Find all lines in the records that include the word "there", and copy them out.
:: Records shown ::
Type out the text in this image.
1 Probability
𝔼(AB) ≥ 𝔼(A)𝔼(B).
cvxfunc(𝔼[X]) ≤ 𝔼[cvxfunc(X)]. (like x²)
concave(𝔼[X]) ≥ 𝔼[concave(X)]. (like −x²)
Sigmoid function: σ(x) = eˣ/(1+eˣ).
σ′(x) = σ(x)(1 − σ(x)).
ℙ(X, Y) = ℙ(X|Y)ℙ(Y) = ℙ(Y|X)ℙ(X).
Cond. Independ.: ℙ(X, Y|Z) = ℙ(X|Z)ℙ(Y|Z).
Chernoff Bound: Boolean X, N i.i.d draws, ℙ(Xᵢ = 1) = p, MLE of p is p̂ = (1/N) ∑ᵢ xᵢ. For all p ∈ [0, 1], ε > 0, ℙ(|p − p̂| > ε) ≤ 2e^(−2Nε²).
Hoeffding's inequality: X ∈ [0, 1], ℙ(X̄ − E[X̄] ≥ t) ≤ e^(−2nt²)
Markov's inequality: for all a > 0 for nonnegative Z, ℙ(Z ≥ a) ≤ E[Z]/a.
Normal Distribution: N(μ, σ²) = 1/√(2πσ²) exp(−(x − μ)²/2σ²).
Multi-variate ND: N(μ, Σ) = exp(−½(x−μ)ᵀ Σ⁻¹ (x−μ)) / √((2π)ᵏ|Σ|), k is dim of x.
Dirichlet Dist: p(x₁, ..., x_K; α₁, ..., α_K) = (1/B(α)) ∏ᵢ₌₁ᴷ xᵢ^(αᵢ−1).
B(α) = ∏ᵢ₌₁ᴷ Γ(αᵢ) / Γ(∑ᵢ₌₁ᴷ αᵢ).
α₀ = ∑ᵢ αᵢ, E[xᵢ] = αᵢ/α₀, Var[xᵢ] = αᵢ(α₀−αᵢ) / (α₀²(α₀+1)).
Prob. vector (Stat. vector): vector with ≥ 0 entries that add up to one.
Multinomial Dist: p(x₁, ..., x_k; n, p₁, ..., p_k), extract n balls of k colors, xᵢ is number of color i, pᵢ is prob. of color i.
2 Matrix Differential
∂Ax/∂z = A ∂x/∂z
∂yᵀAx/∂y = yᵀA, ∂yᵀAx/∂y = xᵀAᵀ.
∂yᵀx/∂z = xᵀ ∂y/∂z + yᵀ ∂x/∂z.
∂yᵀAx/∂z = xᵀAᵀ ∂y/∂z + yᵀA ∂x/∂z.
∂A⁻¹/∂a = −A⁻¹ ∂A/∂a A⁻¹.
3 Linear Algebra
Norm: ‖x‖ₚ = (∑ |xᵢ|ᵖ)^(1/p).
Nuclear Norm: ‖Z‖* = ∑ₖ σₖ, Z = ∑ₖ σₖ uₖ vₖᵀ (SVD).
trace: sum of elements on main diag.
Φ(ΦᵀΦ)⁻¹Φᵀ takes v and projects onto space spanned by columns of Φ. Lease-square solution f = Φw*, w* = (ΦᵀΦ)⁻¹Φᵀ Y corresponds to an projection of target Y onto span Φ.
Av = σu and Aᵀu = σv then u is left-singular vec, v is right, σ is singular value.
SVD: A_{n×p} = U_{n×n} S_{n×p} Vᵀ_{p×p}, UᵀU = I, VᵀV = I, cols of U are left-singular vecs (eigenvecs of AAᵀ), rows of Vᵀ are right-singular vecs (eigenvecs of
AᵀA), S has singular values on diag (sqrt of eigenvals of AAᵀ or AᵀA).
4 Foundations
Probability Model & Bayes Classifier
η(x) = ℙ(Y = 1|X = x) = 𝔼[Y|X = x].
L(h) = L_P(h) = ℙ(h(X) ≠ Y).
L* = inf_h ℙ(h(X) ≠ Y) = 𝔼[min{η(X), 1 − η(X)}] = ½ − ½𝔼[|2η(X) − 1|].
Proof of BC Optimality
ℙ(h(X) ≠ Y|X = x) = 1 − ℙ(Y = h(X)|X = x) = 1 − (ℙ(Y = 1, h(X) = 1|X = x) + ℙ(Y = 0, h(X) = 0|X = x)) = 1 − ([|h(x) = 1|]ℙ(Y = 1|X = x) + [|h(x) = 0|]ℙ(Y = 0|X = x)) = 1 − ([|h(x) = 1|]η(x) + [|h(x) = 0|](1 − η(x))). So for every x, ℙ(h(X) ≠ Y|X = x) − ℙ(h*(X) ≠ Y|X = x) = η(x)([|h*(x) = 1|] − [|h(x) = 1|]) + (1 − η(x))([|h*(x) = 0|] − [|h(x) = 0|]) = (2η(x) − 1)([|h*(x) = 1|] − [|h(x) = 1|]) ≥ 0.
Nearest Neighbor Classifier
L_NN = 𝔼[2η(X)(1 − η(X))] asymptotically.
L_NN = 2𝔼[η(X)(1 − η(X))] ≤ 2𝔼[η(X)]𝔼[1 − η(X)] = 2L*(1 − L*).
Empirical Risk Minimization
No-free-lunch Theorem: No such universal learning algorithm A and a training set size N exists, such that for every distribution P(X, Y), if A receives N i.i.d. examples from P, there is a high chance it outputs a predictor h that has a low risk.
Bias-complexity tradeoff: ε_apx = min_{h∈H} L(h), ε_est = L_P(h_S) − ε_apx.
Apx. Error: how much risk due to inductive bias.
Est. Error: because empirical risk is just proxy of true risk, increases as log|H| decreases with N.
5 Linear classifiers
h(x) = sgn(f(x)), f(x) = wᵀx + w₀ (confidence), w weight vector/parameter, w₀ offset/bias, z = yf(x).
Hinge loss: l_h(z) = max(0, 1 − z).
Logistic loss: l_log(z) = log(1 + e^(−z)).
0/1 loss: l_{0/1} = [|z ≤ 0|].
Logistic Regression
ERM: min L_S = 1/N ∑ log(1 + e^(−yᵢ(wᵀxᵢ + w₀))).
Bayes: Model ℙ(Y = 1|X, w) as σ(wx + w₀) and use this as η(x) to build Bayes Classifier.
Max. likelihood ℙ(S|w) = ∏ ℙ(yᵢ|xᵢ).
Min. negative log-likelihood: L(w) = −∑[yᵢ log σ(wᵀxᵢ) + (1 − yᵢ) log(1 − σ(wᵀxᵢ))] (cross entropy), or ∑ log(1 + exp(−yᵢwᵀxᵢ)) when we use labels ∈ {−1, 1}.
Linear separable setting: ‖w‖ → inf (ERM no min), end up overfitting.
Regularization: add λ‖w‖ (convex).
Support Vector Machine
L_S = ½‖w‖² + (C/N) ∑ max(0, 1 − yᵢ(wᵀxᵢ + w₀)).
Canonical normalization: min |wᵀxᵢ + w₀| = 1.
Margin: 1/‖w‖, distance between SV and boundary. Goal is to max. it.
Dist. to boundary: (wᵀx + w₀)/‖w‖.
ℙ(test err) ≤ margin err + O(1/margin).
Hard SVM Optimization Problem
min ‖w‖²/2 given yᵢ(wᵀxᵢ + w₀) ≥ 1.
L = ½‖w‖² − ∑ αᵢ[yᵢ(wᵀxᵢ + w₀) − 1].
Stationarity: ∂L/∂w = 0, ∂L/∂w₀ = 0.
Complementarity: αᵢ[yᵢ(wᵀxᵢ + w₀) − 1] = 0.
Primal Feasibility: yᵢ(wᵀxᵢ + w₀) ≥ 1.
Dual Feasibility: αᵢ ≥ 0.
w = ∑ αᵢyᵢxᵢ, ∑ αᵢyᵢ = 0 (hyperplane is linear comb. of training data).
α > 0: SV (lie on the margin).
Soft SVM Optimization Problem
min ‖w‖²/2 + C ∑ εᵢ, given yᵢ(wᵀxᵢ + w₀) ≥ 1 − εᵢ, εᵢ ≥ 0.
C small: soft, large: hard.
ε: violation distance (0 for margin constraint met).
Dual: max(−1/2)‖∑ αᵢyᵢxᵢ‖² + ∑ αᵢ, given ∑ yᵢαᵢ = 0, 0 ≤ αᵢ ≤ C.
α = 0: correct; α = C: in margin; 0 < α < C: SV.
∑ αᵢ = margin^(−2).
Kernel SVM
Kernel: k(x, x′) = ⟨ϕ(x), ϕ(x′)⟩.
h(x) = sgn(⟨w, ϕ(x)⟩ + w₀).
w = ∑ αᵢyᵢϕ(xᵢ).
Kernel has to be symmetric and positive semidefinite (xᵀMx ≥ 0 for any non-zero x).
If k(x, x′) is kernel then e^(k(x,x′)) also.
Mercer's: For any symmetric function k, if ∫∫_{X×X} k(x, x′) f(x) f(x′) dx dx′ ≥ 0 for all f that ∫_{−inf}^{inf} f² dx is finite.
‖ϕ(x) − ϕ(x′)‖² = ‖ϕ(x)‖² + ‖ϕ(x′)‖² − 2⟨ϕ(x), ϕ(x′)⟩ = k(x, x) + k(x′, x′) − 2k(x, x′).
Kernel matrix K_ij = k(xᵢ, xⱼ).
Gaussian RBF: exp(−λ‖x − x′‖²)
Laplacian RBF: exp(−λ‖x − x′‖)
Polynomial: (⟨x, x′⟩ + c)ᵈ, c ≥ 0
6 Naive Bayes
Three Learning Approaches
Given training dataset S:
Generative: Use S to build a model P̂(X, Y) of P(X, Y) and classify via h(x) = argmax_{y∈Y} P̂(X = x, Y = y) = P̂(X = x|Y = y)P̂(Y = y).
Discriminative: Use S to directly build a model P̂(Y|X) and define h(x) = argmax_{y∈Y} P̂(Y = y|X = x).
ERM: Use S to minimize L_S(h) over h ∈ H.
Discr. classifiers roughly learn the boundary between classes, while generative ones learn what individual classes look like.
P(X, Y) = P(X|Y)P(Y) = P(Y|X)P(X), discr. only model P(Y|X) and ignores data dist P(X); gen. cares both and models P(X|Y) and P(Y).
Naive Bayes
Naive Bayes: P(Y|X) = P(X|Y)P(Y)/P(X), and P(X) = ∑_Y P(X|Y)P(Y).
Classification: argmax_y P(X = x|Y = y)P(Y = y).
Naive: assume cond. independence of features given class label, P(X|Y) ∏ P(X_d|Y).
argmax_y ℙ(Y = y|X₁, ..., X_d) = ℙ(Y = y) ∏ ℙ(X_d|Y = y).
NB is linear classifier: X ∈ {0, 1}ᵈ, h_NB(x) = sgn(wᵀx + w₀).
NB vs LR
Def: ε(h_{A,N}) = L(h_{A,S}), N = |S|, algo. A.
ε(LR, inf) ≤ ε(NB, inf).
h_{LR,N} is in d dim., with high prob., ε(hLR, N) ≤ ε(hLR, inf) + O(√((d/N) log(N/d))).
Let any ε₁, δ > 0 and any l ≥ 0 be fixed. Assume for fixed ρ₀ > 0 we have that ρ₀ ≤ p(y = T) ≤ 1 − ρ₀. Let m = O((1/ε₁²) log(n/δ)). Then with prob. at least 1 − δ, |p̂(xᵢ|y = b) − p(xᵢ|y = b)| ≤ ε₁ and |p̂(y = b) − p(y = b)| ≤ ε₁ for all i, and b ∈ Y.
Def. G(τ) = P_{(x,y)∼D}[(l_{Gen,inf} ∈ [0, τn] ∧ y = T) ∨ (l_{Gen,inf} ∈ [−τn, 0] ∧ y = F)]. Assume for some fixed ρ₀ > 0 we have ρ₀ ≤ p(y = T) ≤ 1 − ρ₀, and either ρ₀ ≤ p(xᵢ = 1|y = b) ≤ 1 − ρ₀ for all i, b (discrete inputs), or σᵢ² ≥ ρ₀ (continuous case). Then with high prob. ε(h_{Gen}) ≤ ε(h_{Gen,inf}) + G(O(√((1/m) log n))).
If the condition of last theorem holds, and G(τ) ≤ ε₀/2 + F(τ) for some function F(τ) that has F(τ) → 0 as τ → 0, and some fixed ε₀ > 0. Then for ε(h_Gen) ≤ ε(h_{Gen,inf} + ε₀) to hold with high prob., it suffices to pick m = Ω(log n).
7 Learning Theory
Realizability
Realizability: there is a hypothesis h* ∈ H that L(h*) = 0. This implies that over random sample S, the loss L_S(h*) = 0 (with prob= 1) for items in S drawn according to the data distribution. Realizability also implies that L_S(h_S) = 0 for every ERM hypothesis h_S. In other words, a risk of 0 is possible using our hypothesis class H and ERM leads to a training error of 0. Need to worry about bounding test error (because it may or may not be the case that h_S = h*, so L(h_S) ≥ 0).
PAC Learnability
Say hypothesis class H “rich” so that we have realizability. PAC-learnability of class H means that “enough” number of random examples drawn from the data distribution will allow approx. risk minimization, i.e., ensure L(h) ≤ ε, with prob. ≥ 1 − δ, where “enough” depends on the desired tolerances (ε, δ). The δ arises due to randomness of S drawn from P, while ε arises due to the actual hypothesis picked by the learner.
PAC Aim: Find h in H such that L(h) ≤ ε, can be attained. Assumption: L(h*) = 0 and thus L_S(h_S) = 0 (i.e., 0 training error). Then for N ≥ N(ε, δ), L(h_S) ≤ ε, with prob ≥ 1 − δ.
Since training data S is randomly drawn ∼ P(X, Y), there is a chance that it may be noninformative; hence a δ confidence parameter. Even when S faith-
:::
§ **Correct output**
No-free-lunch Theorem: No such universal learning algorithm A and a training set size N exists, such that for every distribution P(X, Y), if A receives N i.i.d. examples from P, there is a high chance it outputs a predictor h that has a low risk.
Realizability: there is a hypothesis h* ∈ H that L(h*) = 0. This implies that over random sample S, the loss L_S(h*) = 0 (with prob= 1) for items in S drawn according to the data distribution. Realizability also implies that L_S(h_S) = 0 for every ERM hypothesis h_S. In other words, a risk of 0 is possible using our hypothesis class H and ERM leads to a training error of 0. Need to worry about bounding test error (because it may or may not be the case that h_S = h*, so L(h_S) ≥ 0).
Since training data S is randomly drawn ∼ P(X, Y), there is a chance that it may be noninformative; hence a δ confidence parameter. Even when S faith-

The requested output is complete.